→ PROBLEM TO WORK ON: Below is a set of records; restate each one word for word.

-- begin --

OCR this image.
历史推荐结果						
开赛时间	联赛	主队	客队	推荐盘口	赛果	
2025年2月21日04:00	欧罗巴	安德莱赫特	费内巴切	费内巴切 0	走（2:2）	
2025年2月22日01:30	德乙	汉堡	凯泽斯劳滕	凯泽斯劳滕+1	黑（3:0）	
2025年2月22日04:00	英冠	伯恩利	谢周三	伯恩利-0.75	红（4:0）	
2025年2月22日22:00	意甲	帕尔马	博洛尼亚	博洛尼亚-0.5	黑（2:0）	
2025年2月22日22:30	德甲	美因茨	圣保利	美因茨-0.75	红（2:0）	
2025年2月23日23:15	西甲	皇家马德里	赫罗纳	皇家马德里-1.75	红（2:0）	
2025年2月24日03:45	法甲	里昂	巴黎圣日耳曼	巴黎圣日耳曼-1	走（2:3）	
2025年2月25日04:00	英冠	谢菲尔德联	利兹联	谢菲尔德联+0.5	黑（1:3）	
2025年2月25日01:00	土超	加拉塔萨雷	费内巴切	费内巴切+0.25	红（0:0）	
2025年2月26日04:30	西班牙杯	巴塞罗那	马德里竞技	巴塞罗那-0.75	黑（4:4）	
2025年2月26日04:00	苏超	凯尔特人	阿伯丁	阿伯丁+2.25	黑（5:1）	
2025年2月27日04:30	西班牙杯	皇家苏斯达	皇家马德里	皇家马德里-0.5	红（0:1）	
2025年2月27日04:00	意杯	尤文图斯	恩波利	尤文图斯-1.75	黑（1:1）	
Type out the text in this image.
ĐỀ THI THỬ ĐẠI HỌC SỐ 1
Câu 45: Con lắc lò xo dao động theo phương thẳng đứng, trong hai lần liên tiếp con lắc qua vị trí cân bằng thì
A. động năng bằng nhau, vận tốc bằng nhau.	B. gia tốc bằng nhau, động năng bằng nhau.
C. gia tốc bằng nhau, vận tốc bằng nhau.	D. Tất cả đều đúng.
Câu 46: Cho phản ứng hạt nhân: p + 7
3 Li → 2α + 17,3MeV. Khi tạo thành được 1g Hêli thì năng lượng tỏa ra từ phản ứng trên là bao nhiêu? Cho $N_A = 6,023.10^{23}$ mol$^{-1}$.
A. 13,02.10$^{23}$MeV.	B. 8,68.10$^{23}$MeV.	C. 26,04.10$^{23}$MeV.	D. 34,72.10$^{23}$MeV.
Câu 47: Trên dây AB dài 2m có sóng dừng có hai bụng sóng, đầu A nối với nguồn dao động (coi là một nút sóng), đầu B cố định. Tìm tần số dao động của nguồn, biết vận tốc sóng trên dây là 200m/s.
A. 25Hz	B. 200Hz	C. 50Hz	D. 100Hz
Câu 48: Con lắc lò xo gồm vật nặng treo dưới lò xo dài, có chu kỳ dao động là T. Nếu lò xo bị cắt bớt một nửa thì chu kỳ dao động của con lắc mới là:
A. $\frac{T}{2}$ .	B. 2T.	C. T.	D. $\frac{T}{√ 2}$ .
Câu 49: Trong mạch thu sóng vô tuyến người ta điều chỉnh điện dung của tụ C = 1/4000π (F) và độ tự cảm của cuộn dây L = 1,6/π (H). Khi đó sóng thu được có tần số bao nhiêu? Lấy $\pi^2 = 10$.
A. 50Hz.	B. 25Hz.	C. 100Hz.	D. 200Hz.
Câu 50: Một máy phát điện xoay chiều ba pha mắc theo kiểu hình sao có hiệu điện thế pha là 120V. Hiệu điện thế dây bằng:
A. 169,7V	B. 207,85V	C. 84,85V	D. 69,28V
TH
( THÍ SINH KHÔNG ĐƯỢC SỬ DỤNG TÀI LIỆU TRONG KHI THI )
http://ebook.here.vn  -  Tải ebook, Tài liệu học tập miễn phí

-- end --

→ TASK SOLUTION:
OCR this image.
历史推荐结果						
开赛时间	联赛	主队	客队	推荐盘口	赛果	
2025年2月21日04:00	欧罗巴	安德莱赫特	费内巴切	费内巴切 0	走（2:2）	
2025年2月22日01:30	德乙	汉堡	凯泽斯劳滕	凯泽斯劳滕+1	黑（3:0）	
2025年2月22日04:00	英冠	伯恩利	谢周三	伯恩利-0.75	红（4:0）	
2025年2月22日22:00	意甲	帕尔马	博洛尼亚	博洛尼亚-0.5	黑（2:0）	
2025年2月22日22:30	德甲	美因茨	圣保利	美因茨-0.75	红（2:0）	
2025年2月23日23:15	西甲	皇家马德里	赫罗纳	皇家马德里-1.75	红（2:0）	
2025年2月24日03:45	法甲	里昂	巴黎圣日耳曼	巴黎圣日耳曼-1	走（2:3）	
2025年2月25日04:00	英冠	谢菲尔德联	利兹联	谢菲尔德联+0.5	黑（1:3）	
2025年2月25日01:00	土超	加拉塔萨雷	费内巴切	费内巴切+0.25	红（0:0）	
2025年2月26日04:30	西班牙杯	巴塞罗那	马德里竞技	巴塞罗那-0.75	黑（4:4）	
2025年2月26日04:00	苏超	凯尔特人	阿伯丁	阿伯丁+2.25	黑（5:1）	
2025年2月27日04:30	西班牙杯	皇家苏斯达	皇家马德里	皇家马德里-0.5	红（0:1）	
2025年2月27日04:00	意杯	尤文图斯	恩波利	尤文图斯-1.75	黑（1:1）	
Type out the text in this image.
ĐỀ THI THỬ ĐẠI HỌC SỐ 1
Câu 45: Con lắc lò xo dao động theo phương thẳng đứng, trong hai lần liên tiếp con lắc qua vị trí cân bằng thì
A. động năng bằng nhau, vận tốc bằng nhau.	B. gia tốc bằng nhau, động năng bằng nhau.
C. gia tốc bằng nhau, vận tốc bằng nhau.	D. Tất cả đều đúng.
Câu 46: Cho phản ứng hạt nhân: p + 7
3 Li → 2α + 17,3MeV. Khi tạo thành được 1g Hêli thì năng lượng tỏa ra từ phản ứng trên là bao nhiêu? Cho $N_A = 6,023.10^{23}$ mol$^{-1}$.
A. 13,02.10$^{23}$MeV.	B. 8,68.10$^{23}$MeV.	C. 26,04.10$^{23}$MeV.	D. 34,72.10$^{23}$MeV.
Câu 47: Trên dây AB dài 2m có sóng dừng có hai bụng sóng, đầu A nối với nguồn dao động (coi là một nút sóng), đầu B cố định. Tìm tần số dao động của nguồn, biết vận tốc sóng trên dây là 200m/s.
A. 25Hz	B. 200Hz	C. 50Hz	D. 100Hz
Câu 48: Con lắc lò xo gồm vật nặng treo dưới lò xo dài, có chu kỳ dao động là T. Nếu lò xo bị cắt bớt một nửa thì chu kỳ dao động của con lắc mới là:
A. $\frac{T}{2}$ .	B. 2T.	C. T.	D. $\frac{T}{√ 2}$ .
Câu 49: Trong mạch thu sóng vô tuyến người ta điều chỉnh điện dung của tụ C = 1/4000π (F) và độ tự cảm của cuộn dây L = 1,6/π (H). Khi đó sóng thu được có tần số bao nhiêu? Lấy $\pi^2 = 10$.
A. 50Hz.	B. 25Hz.	C. 100Hz.	D. 200Hz.
Câu 50: Một máy phát điện xoay chiều ba pha mắc theo kiểu hình sao có hiệu điện thế pha là 120V. Hiệu điện thế dây bằng:
A. 169,7V	B. 207,85V	C. 84,85V	D. 69,28V
TH
( THÍ SINH KHÔNG ĐƯỢC SỬ DỤNG TÀI LIỆU TRONG KHI THI )
http://ebook.here.vn  -  Tải ebook, Tài liệu học tập miễn phí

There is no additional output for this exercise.